Write out each entry, exactly the way it appears.
[RECORDS start]
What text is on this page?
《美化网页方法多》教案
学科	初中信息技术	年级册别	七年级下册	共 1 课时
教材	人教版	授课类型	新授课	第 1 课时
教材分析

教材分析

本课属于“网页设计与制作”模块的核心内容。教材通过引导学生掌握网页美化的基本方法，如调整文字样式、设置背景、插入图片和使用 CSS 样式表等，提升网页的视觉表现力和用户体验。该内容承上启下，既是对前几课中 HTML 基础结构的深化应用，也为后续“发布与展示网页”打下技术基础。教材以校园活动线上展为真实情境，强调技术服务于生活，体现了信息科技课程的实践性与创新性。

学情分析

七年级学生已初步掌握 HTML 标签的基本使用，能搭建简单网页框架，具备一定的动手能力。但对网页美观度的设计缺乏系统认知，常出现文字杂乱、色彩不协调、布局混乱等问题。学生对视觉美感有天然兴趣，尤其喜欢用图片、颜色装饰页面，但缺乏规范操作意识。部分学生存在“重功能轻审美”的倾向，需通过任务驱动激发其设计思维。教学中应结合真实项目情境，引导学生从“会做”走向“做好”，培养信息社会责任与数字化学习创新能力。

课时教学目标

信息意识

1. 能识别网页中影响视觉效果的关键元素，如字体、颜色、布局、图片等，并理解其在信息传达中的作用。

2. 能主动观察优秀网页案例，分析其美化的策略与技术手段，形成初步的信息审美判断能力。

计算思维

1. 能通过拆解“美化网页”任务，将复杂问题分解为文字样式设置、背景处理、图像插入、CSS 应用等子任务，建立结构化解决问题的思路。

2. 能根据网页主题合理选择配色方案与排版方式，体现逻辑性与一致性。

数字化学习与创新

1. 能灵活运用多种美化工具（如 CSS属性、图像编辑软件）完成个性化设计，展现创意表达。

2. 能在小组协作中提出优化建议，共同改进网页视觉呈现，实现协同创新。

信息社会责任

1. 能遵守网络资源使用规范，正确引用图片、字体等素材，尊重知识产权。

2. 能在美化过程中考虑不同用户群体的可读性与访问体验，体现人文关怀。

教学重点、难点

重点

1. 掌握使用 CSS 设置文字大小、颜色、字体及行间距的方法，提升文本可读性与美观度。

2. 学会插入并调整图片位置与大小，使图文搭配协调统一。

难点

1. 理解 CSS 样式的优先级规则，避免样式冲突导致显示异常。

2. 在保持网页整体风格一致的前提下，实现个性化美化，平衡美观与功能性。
[RECORDS end]
**CORRECT OUTPUT:**
What text is on this page?
《美化网页方法多》教案
学科	初中信息技术	年级册别	七年级下册	共 1 课时
教材	人教版	授课类型	新授课	第 1 课时
教材分析

教材分析

本课属于“网页设计与制作”模块的核心内容。教材通过引导学生掌握网页美化的基本方法，如调整文字样式、设置背景、插入图片和使用 CSS 样式表等，提升网页的视觉表现力和用户体验。该内容承上启下，既是对前几课中 HTML 基础结构的深化应用，也为后续“发布与展示网页”打下技术基础。教材以校园活动线上展为真实情境，强调技术服务于生活，体现了信息科技课程的实践性与创新性。

学情分析

七年级学生已初步掌握 HTML 标签的基本使用，能搭建简单网页框架，具备一定的动手能力。但对网页美观度的设计缺乏系统认知，常出现文字杂乱、色彩不协调、布局混乱等问题。学生对视觉美感有天然兴趣，尤其喜欢用图片、颜色装饰页面，但缺乏规范操作意识。部分学生存在“重功能轻审美”的倾向，需通过任务驱动激发其设计思维。教学中应结合真实项目情境，引导学生从“会做”走向“做好”，培养信息社会责任与数字化学习创新能力。

课时教学目标

信息意识

1. 能识别网页中影响视觉效果的关键元素，如字体、颜色、布局、图片等，并理解其在信息传达中的作用。

2. 能主动观察优秀网页案例，分析其美化的策略与技术手段，形成初步的信息审美判断能力。

计算思维

1. 能通过拆解“美化网页”任务，将复杂问题分解为文字样式设置、背景处理、图像插入、CSS 应用等子任务，建立结构化解决问题的思路。

2. 能根据网页主题合理选择配色方案与排版方式，体现逻辑性与一致性。

数字化学习与创新

1. 能灵活运用多种美化工具（如 CSS属性、图像编辑软件）完成个性化设计，展现创意表达。

2. 能在小组协作中提出优化建议，共同改进网页视觉呈现，实现协同创新。

信息社会责任

1. 能遵守网络资源使用规范，正确引用图片、字体等素材，尊重知识产权。

2. 能在美化过程中考虑不同用户群体的可读性与访问体验，体现人文关怀。

教学重点、难点

重点

1. 掌握使用 CSS 设置文字大小、颜色、字体及行间距的方法，提升文本可读性与美观度。

2. 学会插入并调整图片位置与大小，使图文搭配协调统一。

难点

1. 理解 CSS 样式的优先级规则，避免样式冲突导致显示异常。

2. 在保持网页整体风格一致的前提下，实现个性化美化，平衡美观与功能性。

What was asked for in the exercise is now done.